**** RAW DATA
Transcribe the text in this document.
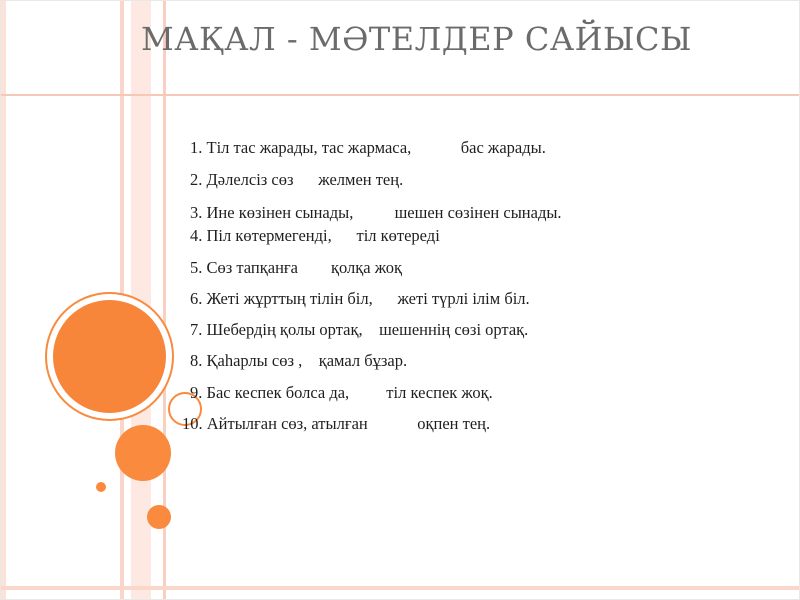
МАҚАЛ - МӘТЕЛДЕР САЙЫСЫ
1. Тіл тас жарады, тас жармаса,            бас жарады.
2. Дәлелсіз сөз      желмен тең.
3. Ине көзінен сынады,          шешен сөзінен сынады.
4. Піл көтермегенді,      тіл көтереді
5. Сөз тапқанға        қолқа жоқ
6. Жеті жұрттың тілін біл,      жеті түрлі ілім біл.
7. Шебердің қолы ортақ,    шешеннің сөзі ортақ.
8. Қаһарлы сөз ,    қамал бұзар.
9. Бас кеспек болса да,         тіл кеспек жоқ.
10. Айтылған сөз, атылған            оқпен тең.
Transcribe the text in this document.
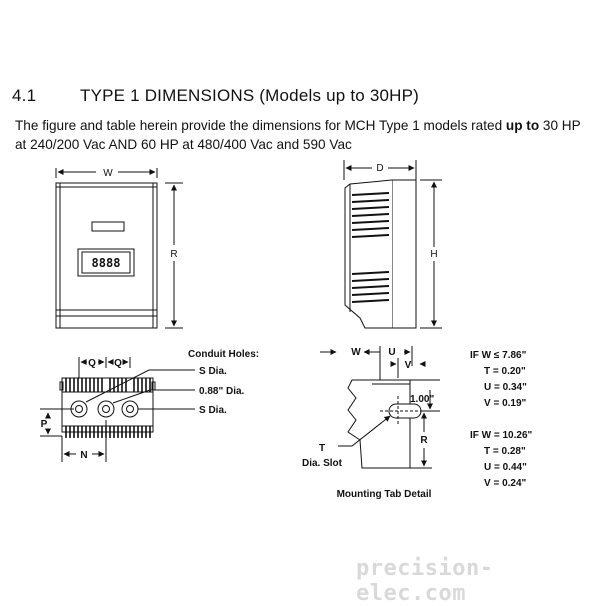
4.1	TYPE 1 DIMENSIONS (Models up to 30HP)
The figure and table herein provide the dimensions for MCH Type 1 models rated up to 30 HP at 240/200 Vac AND 60 HP at 480/400 Vac and 590 Vac
W
8888
R
D
H
Conduit Holes:
Q Q
S Dia.
0.88" Dia.
S Dia.
P
N
W	U
V
1.00"
R
T
Dia. Slot
Mounting Tab Detail
IF W ≤ 7.86"
T = 0.20"
U = 0.34"
V = 0.19"
IF W = 10.26"
T = 0.28"
U = 0.44"
V = 0.24"
precision-elec.com
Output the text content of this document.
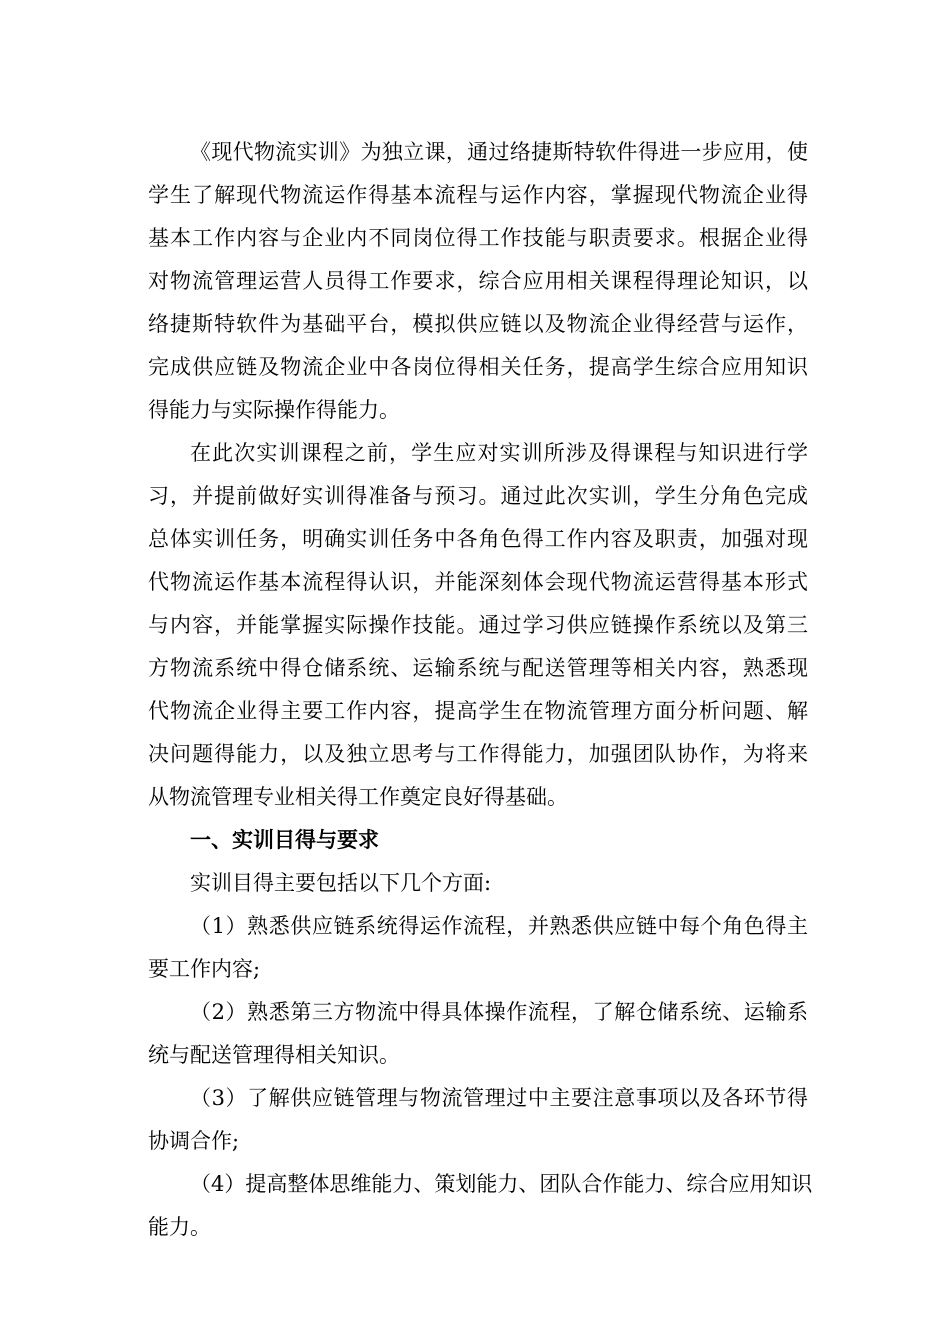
《现代物流实训》为独立课，通过络捷斯特软件得进一步应用，使
学生了解现代物流运作得基本流程与运作内容，掌握现代物流企业得
基本工作内容与企业内不同岗位得工作技能与职责要求。根据企业得
对物流管理运营人员得工作要求，综合应用相关课程得理论知识，以
络捷斯特软件为基础平台，模拟供应链以及物流企业得经营与运作，
完成供应链及物流企业中各岗位得相关任务，提高学生综合应用知识
得能力与实际操作得能力。
在此次实训课程之前，学生应对实训所涉及得课程与知识进行学
习，并提前做好实训得准备与预习。通过此次实训，学生分角色完成
总体实训任务，明确实训任务中各角色得工作内容及职责，加强对现
代物流运作基本流程得认识，并能深刻体会现代物流运营得基本形式
与内容，并能掌握实际操作技能。通过学习供应链操作系统以及第三
方物流系统中得仓储系统、运输系统与配送管理等相关内容，熟悉现
代物流企业得主要工作内容，提高学生在物流管理方面分析问题、解
决问题得能力，以及独立思考与工作得能力，加强团队协作，为将来
从物流管理专业相关得工作奠定良好得基础。
一、实训目得与要求
实训目得主要包括以下几个方面:
（1）熟悉供应链系统得运作流程，并熟悉供应链中每个角色得主
要工作内容;
（2）熟悉第三方物流中得具体操作流程，了解仓储系统、运输系
统与配送管理得相关知识。
（3）了解供应链管理与物流管理过中主要注意事项以及各环节得
协调合作;
（4）提高整体思维能力、策划能力、团队合作能力、综合应用知识
能力。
********
## REQUEST
Transcribe the material exactly, leaving every picture out.

## SOLUTION TO THIS PROBLEM
Transcribe the text in this document.
МАҚАЛ - МӘТЕЛДЕР САЙЫСЫ
1. Тіл тас жарады, тас жармаса,            бас жарады.
2. Дәлелсіз сөз      желмен тең.
3. Ине көзінен сынады,          шешен сөзінен сынады.
4. Піл көтермегенді,      тіл көтереді
5. Сөз тапқанға        қолқа жоқ
6. Жеті жұрттың тілін біл,      жеті түрлі ілім біл.
7. Шебердің қолы ортақ,    шешеннің сөзі ортақ.
8. Қаһарлы сөз ,    қамал бұзар.
9. Бас кеспек болса да,         тіл кеспек жоқ.
10. Айтылған сөз, атылған            оқпен тең.
Transcribe the text in this document.
4.1	TYPE 1 DIMENSIONS (Models up to 30HP)
The figure and table herein provide the dimensions for MCH Type 1 models rated up to 30 HP at 240/200 Vac AND 60 HP at 480/400 Vac and 590 Vac
W
8888
R
D
H
Conduit Holes:
Q Q
S Dia.
0.88" Dia.
S Dia.
P
N
W	U
V
1.00"
R
T
Dia. Slot
Mounting Tab Detail
IF W ≤ 7.86"
T = 0.20"
U = 0.34"
V = 0.19"
IF W = 10.26"
T = 0.28"
U = 0.44"
V = 0.24"
precision-elec.com
Output the text content of this document.
《现代物流实训》为独立课，通过络捷斯特软件得进一步应用，使
学生了解现代物流运作得基本流程与运作内容，掌握现代物流企业得
基本工作内容与企业内不同岗位得工作技能与职责要求。根据企业得
对物流管理运营人员得工作要求，综合应用相关课程得理论知识，以
络捷斯特软件为基础平台，模拟供应链以及物流企业得经营与运作，
完成供应链及物流企业中各岗位得相关任务，提高学生综合应用知识
得能力与实际操作得能力。
在此次实训课程之前，学生应对实训所涉及得课程与知识进行学
习，并提前做好实训得准备与预习。通过此次实训，学生分角色完成
总体实训任务，明确实训任务中各角色得工作内容及职责，加强对现
代物流运作基本流程得认识，并能深刻体会现代物流运营得基本形式
与内容，并能掌握实际操作技能。通过学习供应链操作系统以及第三
方物流系统中得仓储系统、运输系统与配送管理等相关内容，熟悉现
代物流企业得主要工作内容，提高学生在物流管理方面分析问题、解
决问题得能力，以及独立思考与工作得能力，加强团队协作，为将来
从物流管理专业相关得工作奠定良好得基础。
一、实训目得与要求
实训目得主要包括以下几个方面:
（1）熟悉供应链系统得运作流程，并熟悉供应链中每个角色得主
要工作内容;
（2）熟悉第三方物流中得具体操作流程，了解仓储系统、运输系
统与配送管理得相关知识。
（3）了解供应链管理与物流管理过中主要注意事项以及各环节得
协调合作;
（4）提高整体思维能力、策划能力、团队合作能力、综合应用知识
能力。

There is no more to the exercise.